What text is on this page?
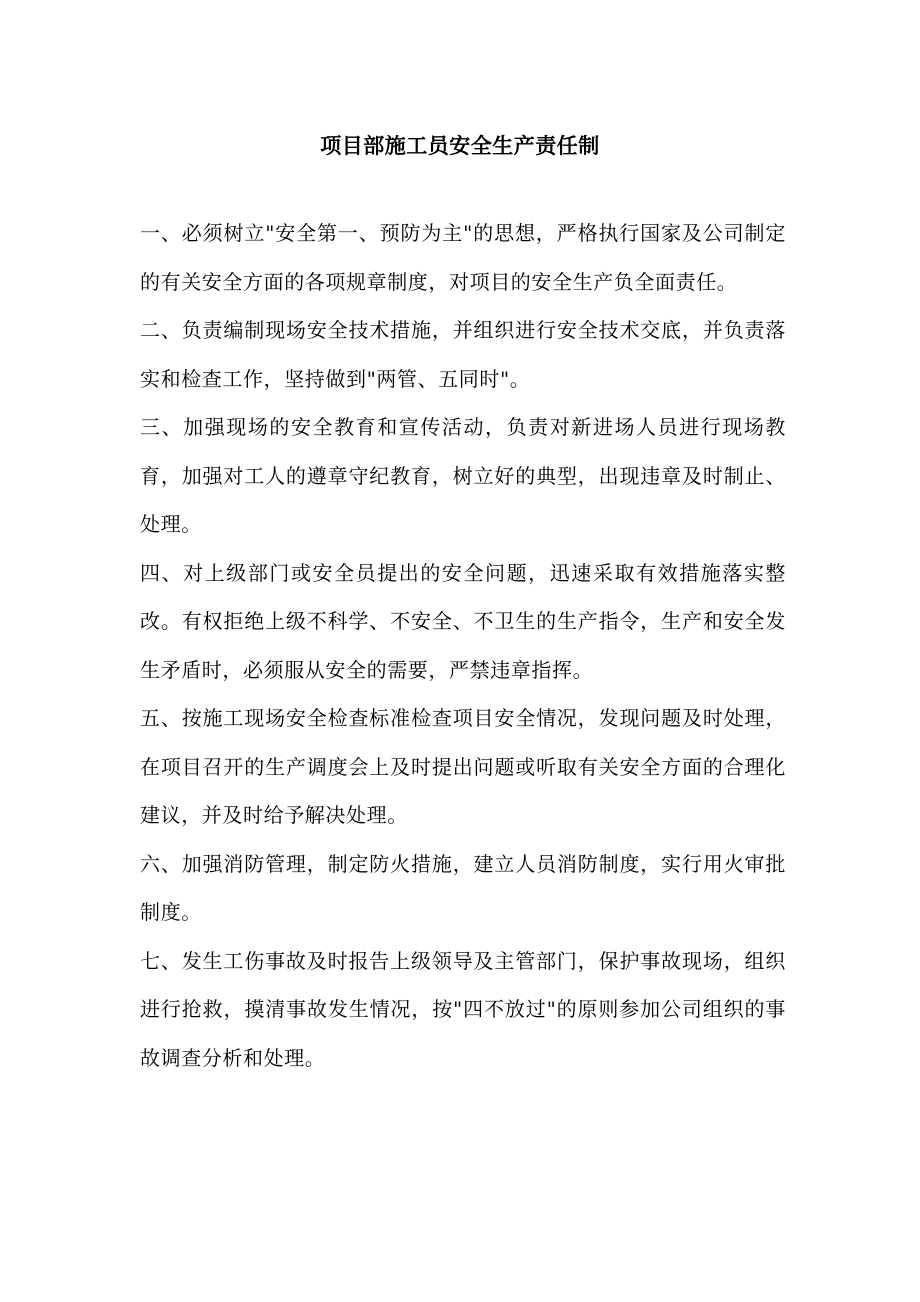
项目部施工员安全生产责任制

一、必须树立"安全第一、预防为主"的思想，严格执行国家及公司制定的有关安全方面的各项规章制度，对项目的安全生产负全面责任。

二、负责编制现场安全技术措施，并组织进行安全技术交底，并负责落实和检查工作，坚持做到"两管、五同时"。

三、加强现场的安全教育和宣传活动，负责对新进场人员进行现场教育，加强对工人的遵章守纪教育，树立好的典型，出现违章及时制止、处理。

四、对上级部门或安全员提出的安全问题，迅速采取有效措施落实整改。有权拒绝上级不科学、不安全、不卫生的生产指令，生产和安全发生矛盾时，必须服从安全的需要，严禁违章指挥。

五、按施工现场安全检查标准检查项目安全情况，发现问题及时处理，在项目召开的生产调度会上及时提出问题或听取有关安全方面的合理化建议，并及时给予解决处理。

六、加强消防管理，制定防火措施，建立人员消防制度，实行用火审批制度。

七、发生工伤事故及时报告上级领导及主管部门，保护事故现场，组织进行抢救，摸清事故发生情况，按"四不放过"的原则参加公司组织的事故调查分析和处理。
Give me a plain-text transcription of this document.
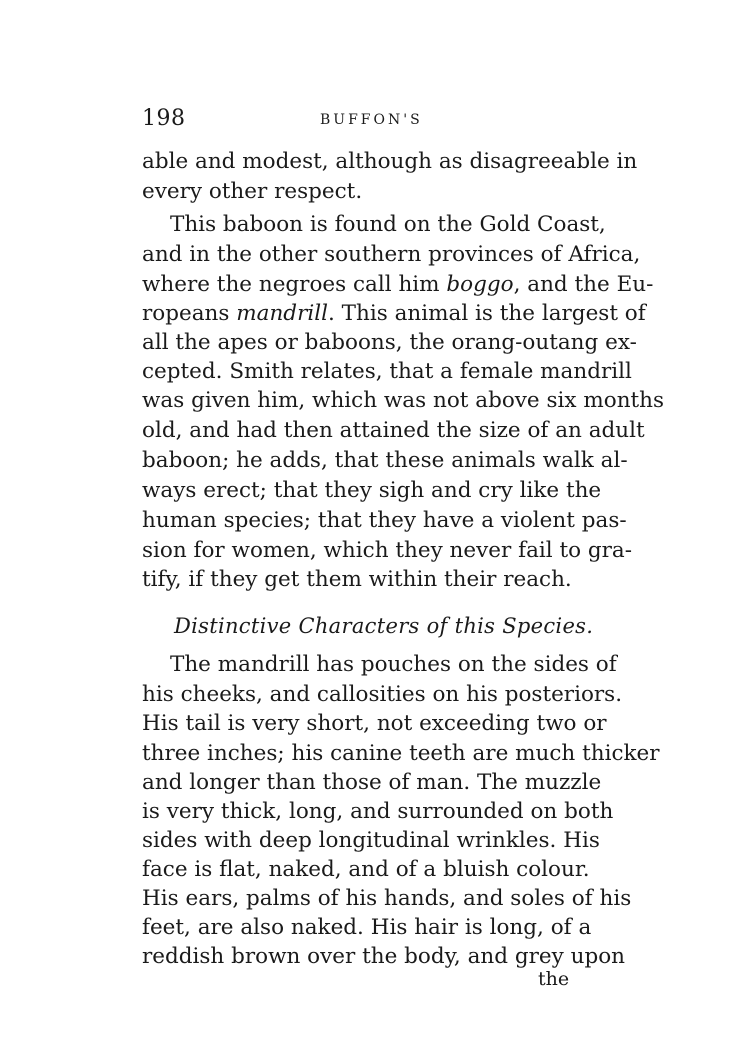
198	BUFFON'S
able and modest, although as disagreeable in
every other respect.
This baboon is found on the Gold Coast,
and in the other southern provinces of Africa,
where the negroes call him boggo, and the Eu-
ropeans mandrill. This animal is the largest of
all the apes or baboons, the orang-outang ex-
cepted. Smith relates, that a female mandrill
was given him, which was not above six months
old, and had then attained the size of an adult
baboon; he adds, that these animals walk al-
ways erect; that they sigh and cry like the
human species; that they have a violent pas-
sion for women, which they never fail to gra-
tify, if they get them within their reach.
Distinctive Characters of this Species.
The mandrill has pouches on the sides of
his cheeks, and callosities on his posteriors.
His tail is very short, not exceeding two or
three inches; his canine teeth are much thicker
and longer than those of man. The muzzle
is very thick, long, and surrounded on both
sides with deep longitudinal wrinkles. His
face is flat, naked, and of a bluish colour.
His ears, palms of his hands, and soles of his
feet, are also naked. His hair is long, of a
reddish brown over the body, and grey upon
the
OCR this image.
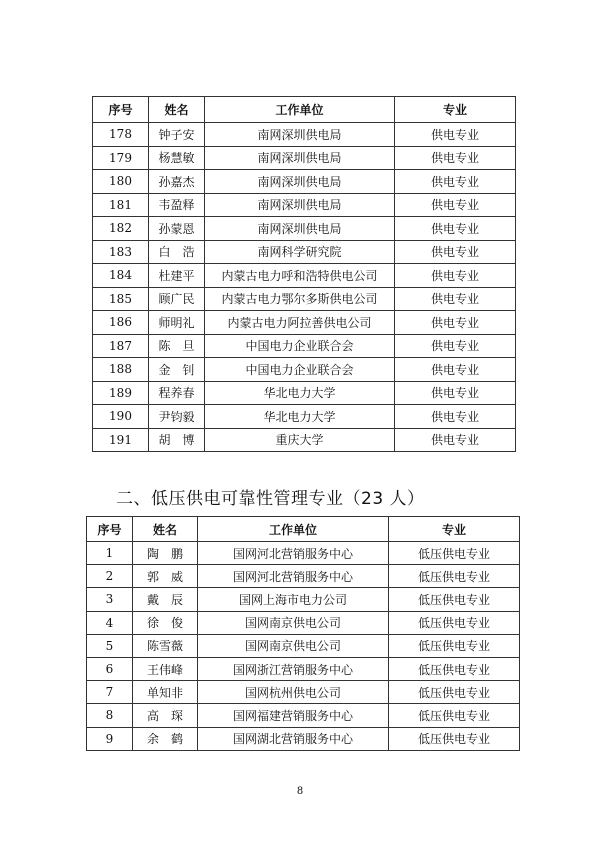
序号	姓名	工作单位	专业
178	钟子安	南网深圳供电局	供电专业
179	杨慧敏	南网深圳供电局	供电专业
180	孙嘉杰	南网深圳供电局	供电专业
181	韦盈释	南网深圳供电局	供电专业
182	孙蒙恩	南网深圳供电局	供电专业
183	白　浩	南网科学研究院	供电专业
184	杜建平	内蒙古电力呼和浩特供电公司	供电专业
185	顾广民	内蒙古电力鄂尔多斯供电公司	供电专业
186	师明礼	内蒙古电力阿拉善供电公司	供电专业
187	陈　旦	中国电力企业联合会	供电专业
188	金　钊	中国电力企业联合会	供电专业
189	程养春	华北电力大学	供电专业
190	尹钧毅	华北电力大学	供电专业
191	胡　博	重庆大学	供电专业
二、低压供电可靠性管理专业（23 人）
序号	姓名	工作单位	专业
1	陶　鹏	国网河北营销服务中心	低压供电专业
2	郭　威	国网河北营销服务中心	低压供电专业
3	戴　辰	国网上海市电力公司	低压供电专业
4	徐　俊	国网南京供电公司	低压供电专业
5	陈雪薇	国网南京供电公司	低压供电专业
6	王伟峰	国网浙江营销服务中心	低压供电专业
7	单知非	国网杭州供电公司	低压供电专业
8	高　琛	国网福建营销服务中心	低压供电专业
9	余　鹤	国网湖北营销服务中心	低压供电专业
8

GIVEN EXERCISE: Write out, exactly, each line from the one containing "Give me a plain-text" down to the final line of the data above. Both of those lines count, and the pictures are left out.

REPLY:
Give me a plain-text transcription of this document.
198	BUFFON'S
able and modest, although as disagreeable in
every other respect.
This baboon is found on the Gold Coast,
and in the other southern provinces of Africa,
where the negroes call him boggo, and the Eu-
ropeans mandrill. This animal is the largest of
all the apes or baboons, the orang-outang ex-
cepted. Smith relates, that a female mandrill
was given him, which was not above six months
old, and had then attained the size of an adult
baboon; he adds, that these animals walk al-
ways erect; that they sigh and cry like the
human species; that they have a violent pas-
sion for women, which they never fail to gra-
tify, if they get them within their reach.
Distinctive Characters of this Species.
The mandrill has pouches on the sides of
his cheeks, and callosities on his posteriors.
His tail is very short, not exceeding two or
three inches; his canine teeth are much thicker
and longer than those of man. The muzzle
is very thick, long, and surrounded on both
sides with deep longitudinal wrinkles. His
face is flat, naked, and of a bluish colour.
His ears, palms of his hands, and soles of his
feet, are also naked. His hair is long, of a
reddish brown over the body, and grey upon
the
OCR this image.
序号	姓名	工作单位	专业
178	钟子安	南网深圳供电局	供电专业
179	杨慧敏	南网深圳供电局	供电专业
180	孙嘉杰	南网深圳供电局	供电专业
181	韦盈释	南网深圳供电局	供电专业
182	孙蒙恩	南网深圳供电局	供电专业
183	白　浩	南网科学研究院	供电专业
184	杜建平	内蒙古电力呼和浩特供电公司	供电专业
185	顾广民	内蒙古电力鄂尔多斯供电公司	供电专业
186	师明礼	内蒙古电力阿拉善供电公司	供电专业
187	陈　旦	中国电力企业联合会	供电专业
188	金　钊	中国电力企业联合会	供电专业
189	程养春	华北电力大学	供电专业
190	尹钧毅	华北电力大学	供电专业
191	胡　博	重庆大学	供电专业
二、低压供电可靠性管理专业（23 人）
序号	姓名	工作单位	专业
1	陶　鹏	国网河北营销服务中心	低压供电专业
2	郭　威	国网河北营销服务中心	低压供电专业
3	戴　辰	国网上海市电力公司	低压供电专业
4	徐　俊	国网南京供电公司	低压供电专业
5	陈雪薇	国网南京供电公司	低压供电专业
6	王伟峰	国网浙江营销服务中心	低压供电专业
7	单知非	国网杭州供电公司	低压供电专业
8	高　琛	国网福建营销服务中心	低压供电专业
9	余　鹤	国网湖北营销服务中心	低压供电专业
8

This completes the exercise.